▶ **READING TEXT**
PRESENTER:'The Chinese revolution of 1949 'was preceded by several other revolutions.
PRESENTER:'The greatest of them, the Taiping.
PRESENTER:'In the 1840s, China was still the greatest state on Earth, 'but the first opium war had left the government weakened.
PRESENTER:'They'd ceded territory and trading rights to the British.
PRESENTER:'Around this time, a chance meeting took place 'between a Chinese student called Hong, 'and an American missionary handing out Christian pamphlets.
PRESENTER:'And he stops Hong and he says to him,' "Follow the Christian God, and you will reach the highest glory."
PRESENTER:And he gives him one of the pamphlets, and in it Hong sees the story of Noah and the flood, and he reads his own name, Hong, literally 'the flood'.
PRESENTER:God's instrument to punish humanity for failing to follow the path of righteousness.
PRESENTER:'The Bible message had a deep effect on Hong, 'who, like many Chinese, 'was troubled by the influence of the West, 'the weakness and corruption of the Qing government, 'and the grinding poverty of ordinary people.
PRESENTER:'Looking for a job, Hong headed to the hills. 'He became a village teacher out in the wild countryside of the south.
PRESENTER:'And here, the Bible texts began to work on his mind.
PRESENTER:'The rural poor here were ripe for revolution. 'Since the 1600s, China's population had nearly trebled. 'The stagnant economy brought mass poverty and unemployment.

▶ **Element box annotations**
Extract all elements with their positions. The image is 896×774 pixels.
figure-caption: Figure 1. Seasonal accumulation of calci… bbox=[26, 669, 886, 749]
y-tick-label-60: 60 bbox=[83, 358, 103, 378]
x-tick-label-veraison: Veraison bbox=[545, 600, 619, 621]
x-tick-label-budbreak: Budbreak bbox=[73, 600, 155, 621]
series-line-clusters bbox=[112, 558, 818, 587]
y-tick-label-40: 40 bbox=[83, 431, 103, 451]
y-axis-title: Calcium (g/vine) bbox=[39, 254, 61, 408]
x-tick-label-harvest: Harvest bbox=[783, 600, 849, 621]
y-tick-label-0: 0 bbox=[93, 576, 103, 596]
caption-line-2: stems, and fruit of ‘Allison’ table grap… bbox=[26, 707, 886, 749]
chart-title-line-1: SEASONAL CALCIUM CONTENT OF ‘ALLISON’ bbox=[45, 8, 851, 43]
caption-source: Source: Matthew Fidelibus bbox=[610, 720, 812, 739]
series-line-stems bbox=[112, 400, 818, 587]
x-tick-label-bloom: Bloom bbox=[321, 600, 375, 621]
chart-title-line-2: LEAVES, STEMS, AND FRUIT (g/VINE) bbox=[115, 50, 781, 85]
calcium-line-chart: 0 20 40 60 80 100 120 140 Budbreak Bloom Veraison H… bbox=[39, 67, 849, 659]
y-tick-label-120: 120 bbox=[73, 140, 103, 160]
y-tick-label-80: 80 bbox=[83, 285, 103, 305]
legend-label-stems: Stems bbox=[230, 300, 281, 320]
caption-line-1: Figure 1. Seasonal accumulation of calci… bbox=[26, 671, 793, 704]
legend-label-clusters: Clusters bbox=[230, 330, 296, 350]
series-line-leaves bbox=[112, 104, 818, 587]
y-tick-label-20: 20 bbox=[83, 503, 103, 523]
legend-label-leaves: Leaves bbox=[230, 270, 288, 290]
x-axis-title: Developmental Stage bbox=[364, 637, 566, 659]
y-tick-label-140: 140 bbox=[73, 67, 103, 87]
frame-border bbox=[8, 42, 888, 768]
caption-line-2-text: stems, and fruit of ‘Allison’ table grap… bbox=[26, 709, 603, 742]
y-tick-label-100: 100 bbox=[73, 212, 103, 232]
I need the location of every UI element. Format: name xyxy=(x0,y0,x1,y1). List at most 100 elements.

...

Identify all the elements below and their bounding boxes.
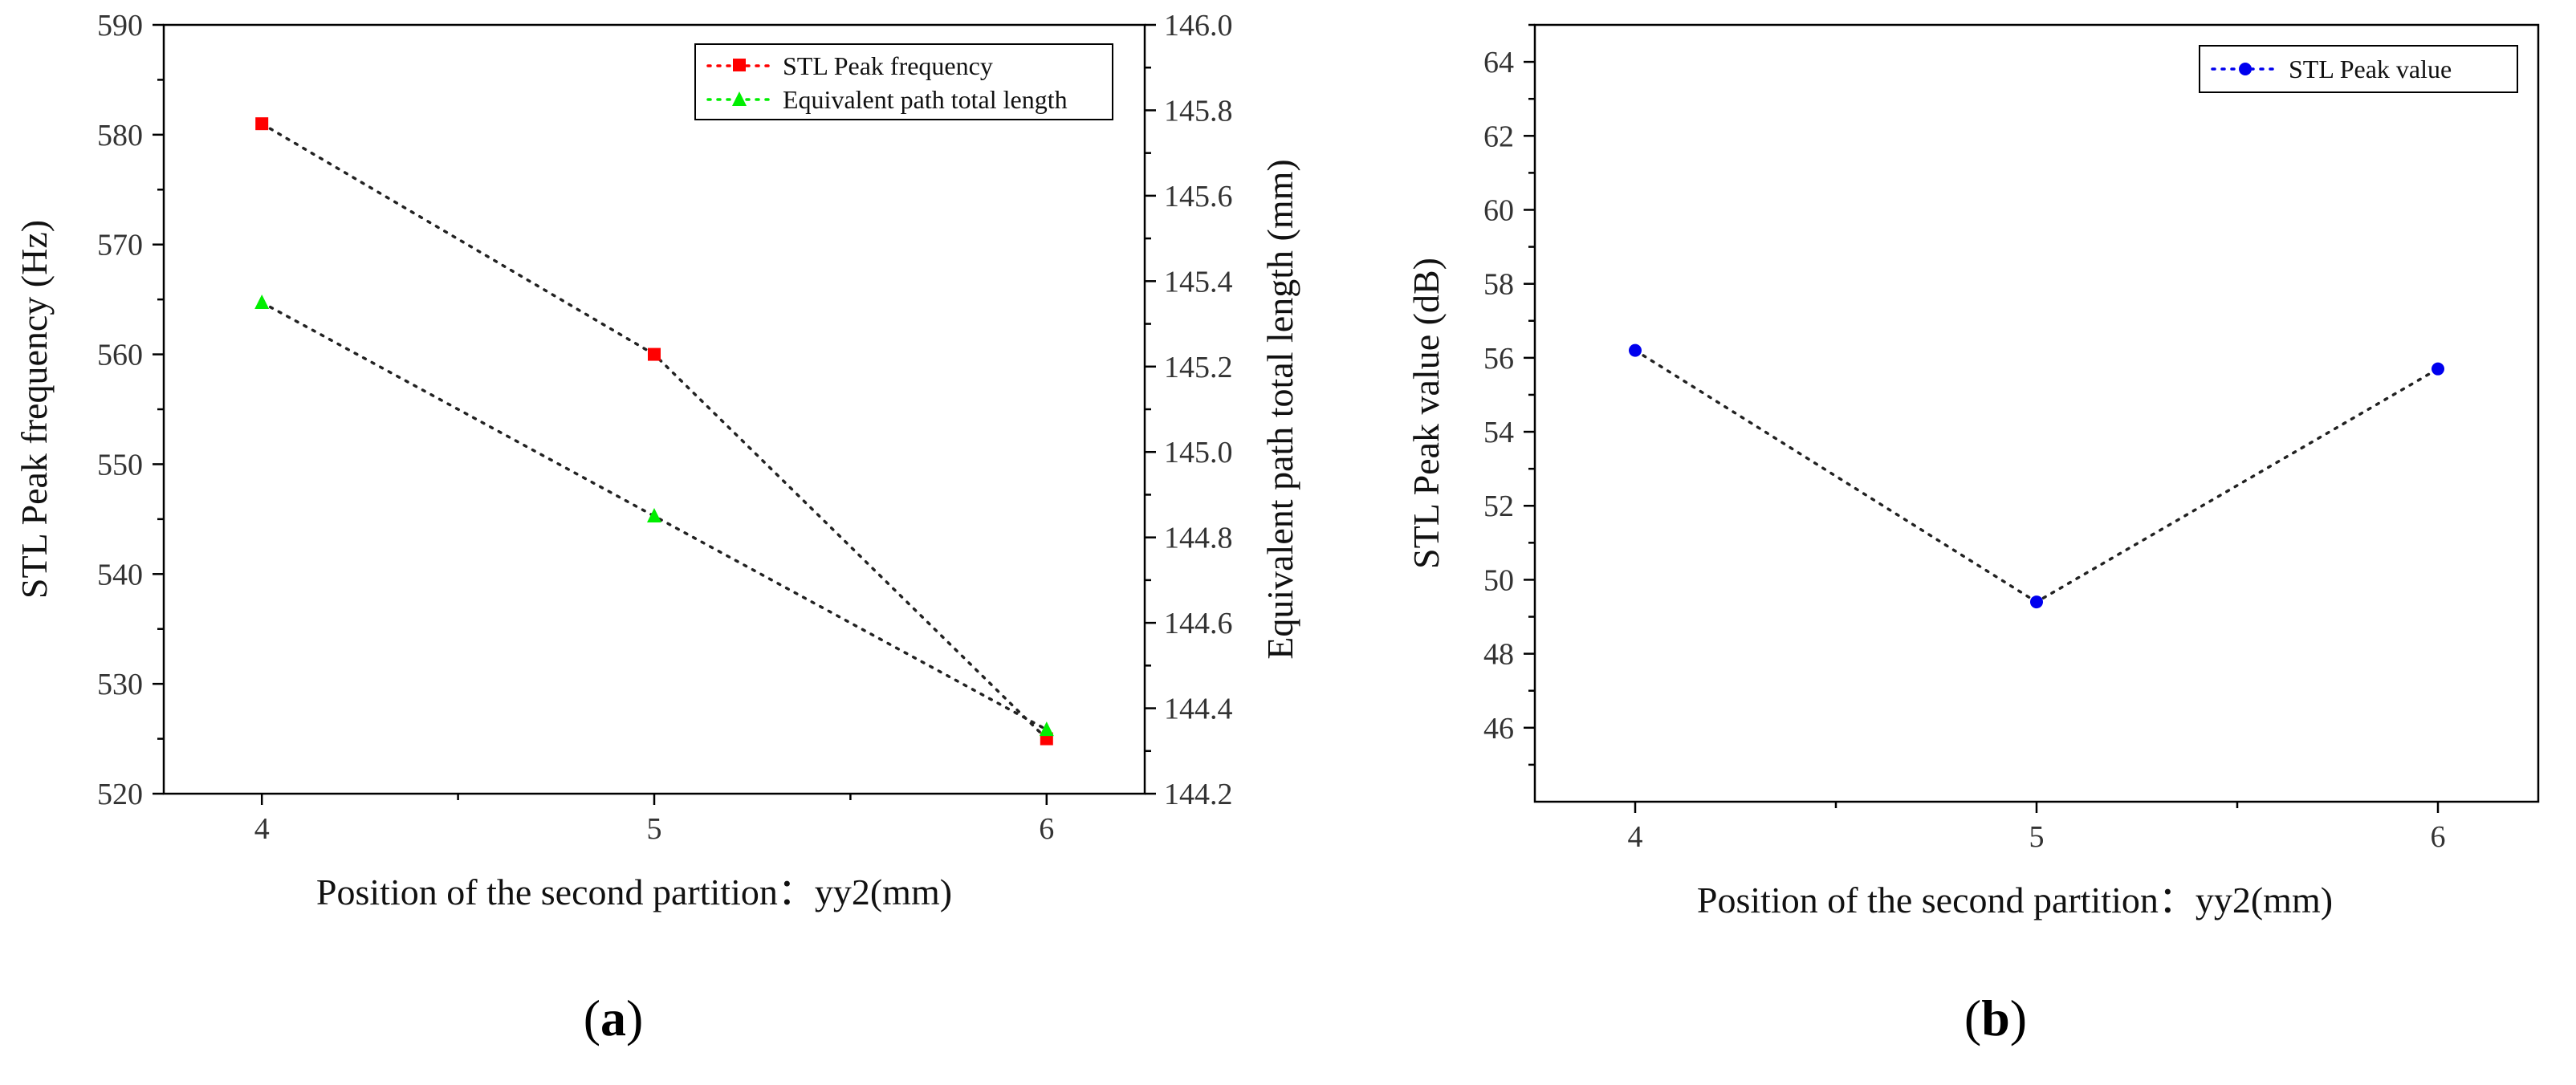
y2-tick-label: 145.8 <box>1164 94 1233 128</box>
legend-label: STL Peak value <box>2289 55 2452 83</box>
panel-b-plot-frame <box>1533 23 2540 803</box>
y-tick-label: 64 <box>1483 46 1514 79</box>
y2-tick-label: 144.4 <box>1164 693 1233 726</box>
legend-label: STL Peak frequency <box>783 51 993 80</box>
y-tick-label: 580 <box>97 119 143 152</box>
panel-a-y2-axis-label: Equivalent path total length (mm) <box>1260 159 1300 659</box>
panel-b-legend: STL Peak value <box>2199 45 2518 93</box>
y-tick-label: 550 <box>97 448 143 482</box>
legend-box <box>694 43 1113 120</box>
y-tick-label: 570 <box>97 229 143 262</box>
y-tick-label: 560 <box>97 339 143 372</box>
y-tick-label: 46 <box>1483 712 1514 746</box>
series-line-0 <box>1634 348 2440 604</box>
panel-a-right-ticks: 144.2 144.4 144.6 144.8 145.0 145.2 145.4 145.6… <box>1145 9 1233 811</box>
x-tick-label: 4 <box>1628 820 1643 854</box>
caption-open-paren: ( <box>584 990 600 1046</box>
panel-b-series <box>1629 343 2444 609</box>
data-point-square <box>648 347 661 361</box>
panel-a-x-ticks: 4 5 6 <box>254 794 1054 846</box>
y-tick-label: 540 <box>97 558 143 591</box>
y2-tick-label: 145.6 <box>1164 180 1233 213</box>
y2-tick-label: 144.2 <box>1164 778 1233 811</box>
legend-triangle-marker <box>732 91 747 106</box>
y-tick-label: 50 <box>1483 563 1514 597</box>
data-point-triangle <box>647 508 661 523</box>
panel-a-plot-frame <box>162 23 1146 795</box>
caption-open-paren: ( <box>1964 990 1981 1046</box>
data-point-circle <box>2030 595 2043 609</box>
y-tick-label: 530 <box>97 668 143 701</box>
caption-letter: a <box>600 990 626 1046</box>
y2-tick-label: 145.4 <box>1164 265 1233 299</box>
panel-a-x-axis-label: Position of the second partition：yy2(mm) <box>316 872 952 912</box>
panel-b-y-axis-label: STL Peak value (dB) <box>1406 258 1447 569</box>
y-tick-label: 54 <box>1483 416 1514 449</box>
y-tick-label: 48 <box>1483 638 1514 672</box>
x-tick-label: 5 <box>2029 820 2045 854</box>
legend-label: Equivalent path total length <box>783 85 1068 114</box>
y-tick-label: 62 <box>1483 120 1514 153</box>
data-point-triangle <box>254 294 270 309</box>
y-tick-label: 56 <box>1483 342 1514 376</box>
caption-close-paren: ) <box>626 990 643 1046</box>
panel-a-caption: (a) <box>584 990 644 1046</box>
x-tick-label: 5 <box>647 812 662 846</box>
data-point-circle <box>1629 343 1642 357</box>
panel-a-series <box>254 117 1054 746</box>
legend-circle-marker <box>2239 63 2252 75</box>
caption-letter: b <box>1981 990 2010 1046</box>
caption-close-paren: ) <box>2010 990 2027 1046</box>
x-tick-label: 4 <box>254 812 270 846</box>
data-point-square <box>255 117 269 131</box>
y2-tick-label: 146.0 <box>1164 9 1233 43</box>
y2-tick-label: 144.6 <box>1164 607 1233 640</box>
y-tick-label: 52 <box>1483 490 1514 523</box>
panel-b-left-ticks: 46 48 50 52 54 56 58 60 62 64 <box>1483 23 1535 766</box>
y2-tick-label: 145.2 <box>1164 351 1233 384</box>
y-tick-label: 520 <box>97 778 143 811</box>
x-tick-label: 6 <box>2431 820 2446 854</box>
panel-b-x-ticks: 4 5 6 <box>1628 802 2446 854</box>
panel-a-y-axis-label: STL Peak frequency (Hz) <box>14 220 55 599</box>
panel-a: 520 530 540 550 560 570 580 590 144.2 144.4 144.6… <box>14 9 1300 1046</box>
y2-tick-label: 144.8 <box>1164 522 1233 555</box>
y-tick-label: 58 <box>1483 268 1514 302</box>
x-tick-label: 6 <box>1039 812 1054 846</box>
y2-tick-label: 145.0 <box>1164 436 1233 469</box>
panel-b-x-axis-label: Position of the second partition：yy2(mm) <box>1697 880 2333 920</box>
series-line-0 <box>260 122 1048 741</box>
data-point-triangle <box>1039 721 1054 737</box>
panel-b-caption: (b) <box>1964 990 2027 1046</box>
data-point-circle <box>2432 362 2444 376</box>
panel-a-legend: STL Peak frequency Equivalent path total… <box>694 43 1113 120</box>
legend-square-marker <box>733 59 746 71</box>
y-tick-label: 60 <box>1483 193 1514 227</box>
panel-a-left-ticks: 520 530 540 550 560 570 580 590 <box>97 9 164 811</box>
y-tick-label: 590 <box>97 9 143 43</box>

▶ **PROBLEM TO WORK ON**
Extend the narration on Hong and the Taiping revolution, picking up after its final sentence about mass poverty and unemployment.

▶ **WRITTEN REPLY**
PRESENTER:'The rulers were oppressive. 'And Hong's preaching on social justice found a willing audience 'just as the communist message would in the 20th Century.
PRESENTER:'Hong started to organise village meetings.
PRESENTER:'He identified the Christian God with the high god of Ancient China, 'and he now told the people that he was God's Chinese son.
PRESENTER:'He was going to create heaven's kingdom on Earth 'by overthrowing the Qing Empire, 'and making a golden age, where society lived in harmony, 'and when justice was for the poor as well as the rich.
PRESENTER:We get kind of mesmerised by the religious background to the Taiping, and it is incredible, isn't it, God's Chinese son?
PRESENTER:But you mustn't forget it's a great peasant uprising, this is the poor, rural, agrarian workforce, who are rising up against their traditional enemies, the landlords and the rich.
PRESENTER:'Through the 1840s, the movement grew, 'and they gathered thousands of followers.
PRESENTER:'The Qing government ordered troops to put them down, 'but in such wild places, it was too late.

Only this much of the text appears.